Text extract ::
──────────────────────────────

Ghosts in the Schoolyard Racism and School Closings on Chicago's South Side
by Eve L. Ewing
University of Chicago Press, 2018
Cloth: 978-0-226-52602-7 | Paper: 978-0-226-52616-4 | Electronic: 978-0-226-52633-1
DOI: 10.7208/chicago/9780226526331.001.0001
ABOUT THIS BOOKAUTHOR BIOGRAPHYREVIEWSTABLE OF CONTENTS

ABOUT THIS BOOK

“Failing schools. Underprivileged schools. Just plain bad schools.”
 
That’s how Eve L. Ewing opens Ghosts in the Schoolyard: describing Chicago Public Schools from the outside. The way politicians and pundits and parents of kids who attend other schools talk about them, with a mix of pity and contempt.
 
But Ewing knows Chicago Public Schools from the inside: as a student, then a teacher, and now a scholar who studies them. And that perspective has shown her that public schools are not buildings full of failures—they’re an integral part of their neighborhoods, at the heart of their communities, storehouses of history and memory that bring people together.
 
Never was that role more apparent than in 2013 when Mayor Rahm Emanuel announced an unprecedented wave of school closings. Pitched simultaneously as a solution to a budget problem, a response to declining enrollments, and a chance to purge bad schools that were dragging down the whole system, the plan was met with a roar of protest from parents, students, and teachers. But if these schools were so bad, why did people care so much about keeping them open, to the point that some would even go on a hunger strike?
 
Ewing’s answer begins with a story of systemic racism, inequality, bad faith, and distrust that stretches deep into Chicago history. Rooting her exploration in the historic African American neighborhood of Bronzeville, Ewing reveals that this issue is about much more than just schools. Black communities see the closing of their schools—schools that are certainly less than perfect but that are theirs—as one more in a long line of racist policies. The fight to keep them open is yet another front in the ongoing struggle of black people in America to build successful lives and achieve true self-determination.

AUTHOR BIOGRAPHY

Eve L. Ewing is assistant professor at the University of Chicago School of Social Service Administration. She is the author of Electric Arches, and her work has appeared in the New York Times, New Yorker, Atlantic, Washington Post, and many other venues. She was born in Chicago, where she still lives.
 

REVIEWS

"Ewing masterfully illuminates the alternate realities, histories, calculations, and languages that were at play in closing dozens of predominately Black schools in Chicago. Those schools now reside in the ghostly world, and Ewing acts as a keen shaman, reminding us of what has been lost and instructing us on how to value Black children's education going forward. A powerful book on so many levels."
— Mary Pattillo, author of Black on the Block

"A chilling must-read investigation of racism in Chicago’s education system. . . .In addition to its poignant content and touching cast of characters, this book is technically superb. Ewing’s crisp prose is succinct and inviting, never lacking in energy. This book never backs down from critiquing the housing, education, and legal systems that contribute to the plight of certain communities in Chicago. . . . Eve L. Ewing's Ghosts in the Schoolyard deftly details a microcosm of a larger picture where some people’s freedoms are much more complicated than others."
 
— Foreword Reviews

"Ghosts in the Schoolyard is an engaging, critical, and accessible analysis of the Chicago Public School closings. With brilliant analysis and beautiful prose, Eve Ewing lends a window into the local and national political struggles, historical processes of marginalization and isolation, and contemporary market logics that have produced the current educational moment. Equally important, Ewing never loses track of the various ways that students, teachers, and parents have resisted the processes and discourses of school closing. This is a rare and urgent text that should be read by scholars, parents, teachers, and students alike."

──────────────────────────────

Given records ::
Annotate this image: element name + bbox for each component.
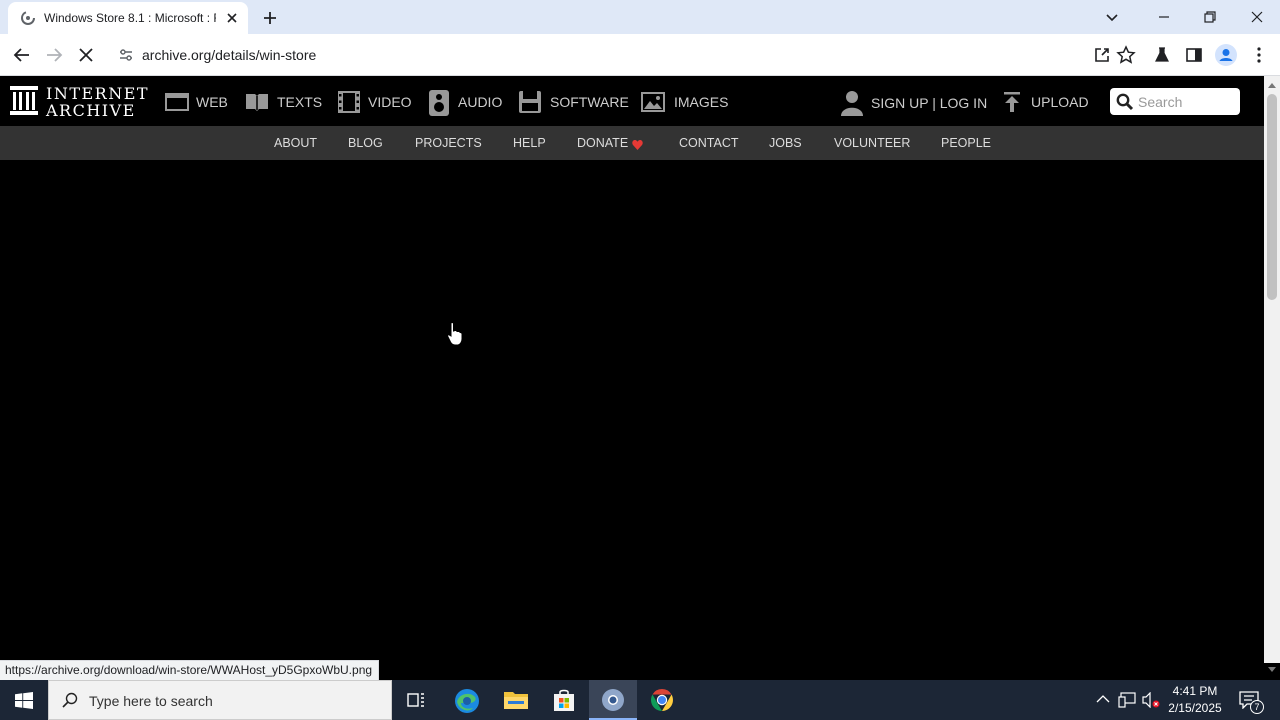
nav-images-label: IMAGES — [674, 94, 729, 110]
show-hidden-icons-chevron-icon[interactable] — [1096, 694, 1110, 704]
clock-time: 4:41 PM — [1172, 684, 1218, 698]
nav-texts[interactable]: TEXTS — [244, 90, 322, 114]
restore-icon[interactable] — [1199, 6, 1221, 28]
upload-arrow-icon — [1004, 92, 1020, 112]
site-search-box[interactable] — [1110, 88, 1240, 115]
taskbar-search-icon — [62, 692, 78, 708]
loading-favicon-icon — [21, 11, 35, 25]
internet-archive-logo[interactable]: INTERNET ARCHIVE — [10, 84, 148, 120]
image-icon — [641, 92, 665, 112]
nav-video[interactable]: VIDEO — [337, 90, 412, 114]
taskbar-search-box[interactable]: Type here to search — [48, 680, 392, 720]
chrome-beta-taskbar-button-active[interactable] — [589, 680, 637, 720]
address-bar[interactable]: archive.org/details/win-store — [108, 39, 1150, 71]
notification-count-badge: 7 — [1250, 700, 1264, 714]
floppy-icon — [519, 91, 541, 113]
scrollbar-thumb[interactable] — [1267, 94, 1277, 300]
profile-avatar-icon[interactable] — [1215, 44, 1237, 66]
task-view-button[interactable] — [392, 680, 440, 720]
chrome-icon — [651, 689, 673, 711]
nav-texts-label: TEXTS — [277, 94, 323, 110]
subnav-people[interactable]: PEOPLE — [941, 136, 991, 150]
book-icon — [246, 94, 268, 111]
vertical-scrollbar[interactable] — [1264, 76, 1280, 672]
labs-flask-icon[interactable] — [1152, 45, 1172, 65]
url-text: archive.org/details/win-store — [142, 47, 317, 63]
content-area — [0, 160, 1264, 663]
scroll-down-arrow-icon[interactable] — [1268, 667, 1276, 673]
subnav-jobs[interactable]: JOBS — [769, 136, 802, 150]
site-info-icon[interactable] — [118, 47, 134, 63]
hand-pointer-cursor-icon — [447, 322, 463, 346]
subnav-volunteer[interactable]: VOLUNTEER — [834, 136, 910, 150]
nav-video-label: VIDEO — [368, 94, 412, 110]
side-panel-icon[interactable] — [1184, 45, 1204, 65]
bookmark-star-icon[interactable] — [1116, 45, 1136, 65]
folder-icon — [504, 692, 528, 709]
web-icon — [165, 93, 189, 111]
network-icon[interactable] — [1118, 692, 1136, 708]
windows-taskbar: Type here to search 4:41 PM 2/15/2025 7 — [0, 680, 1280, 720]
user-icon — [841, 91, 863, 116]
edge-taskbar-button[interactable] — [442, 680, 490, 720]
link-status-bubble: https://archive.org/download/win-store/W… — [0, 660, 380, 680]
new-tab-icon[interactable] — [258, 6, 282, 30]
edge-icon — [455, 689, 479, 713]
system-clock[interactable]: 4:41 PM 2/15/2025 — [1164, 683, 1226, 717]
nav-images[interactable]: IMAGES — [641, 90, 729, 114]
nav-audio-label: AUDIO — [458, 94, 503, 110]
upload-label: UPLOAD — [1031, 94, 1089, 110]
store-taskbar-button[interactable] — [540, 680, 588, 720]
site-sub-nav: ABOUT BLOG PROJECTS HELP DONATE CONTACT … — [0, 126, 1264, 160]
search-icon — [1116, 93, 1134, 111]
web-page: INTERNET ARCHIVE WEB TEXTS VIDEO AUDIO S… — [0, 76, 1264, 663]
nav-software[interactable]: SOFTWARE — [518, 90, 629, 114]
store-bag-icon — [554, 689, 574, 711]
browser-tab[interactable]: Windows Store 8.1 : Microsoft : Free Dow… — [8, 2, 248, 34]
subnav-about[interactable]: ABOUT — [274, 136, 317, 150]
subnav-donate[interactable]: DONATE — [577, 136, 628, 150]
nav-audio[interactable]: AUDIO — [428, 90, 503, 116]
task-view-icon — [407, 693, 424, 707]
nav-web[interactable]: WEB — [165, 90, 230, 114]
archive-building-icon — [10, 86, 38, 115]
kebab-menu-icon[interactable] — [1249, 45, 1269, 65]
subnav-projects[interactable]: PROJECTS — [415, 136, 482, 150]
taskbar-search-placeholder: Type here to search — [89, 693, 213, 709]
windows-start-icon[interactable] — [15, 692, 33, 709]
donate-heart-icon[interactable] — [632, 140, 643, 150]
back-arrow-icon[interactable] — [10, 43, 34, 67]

──────────────────────────────

Stated exercise A :: List the publications named in the page about Ghosts in the Schoolyard as venues where Ewing's work has appeared.
Stated exercise B :: Copy the lines of the entries from the line with "nav-images-label: IMAGES —" up to and including the line with "image-icon — [641, 92, 665, 112]".

Final result A ::
New York Times
New Yorker
Atlantic
Washington Post

Final result B ::
nav-images-label: IMAGES — [674, 94, 729, 110]
show-hidden-icons-chevron-icon[interactable] — [1096, 694, 1110, 704]
clock-time: 4:41 PM — [1172, 684, 1218, 698]
nav-texts[interactable]: TEXTS — [244, 90, 322, 114]
restore-icon[interactable] — [1199, 6, 1221, 28]
upload-arrow-icon — [1004, 92, 1020, 112]
site-search-box[interactable] — [1110, 88, 1240, 115]
taskbar-search-icon — [62, 692, 78, 708]
loading-favicon-icon — [21, 11, 35, 25]
internet-archive-logo[interactable]: INTERNET ARCHIVE — [10, 84, 148, 120]
image-icon — [641, 92, 665, 112]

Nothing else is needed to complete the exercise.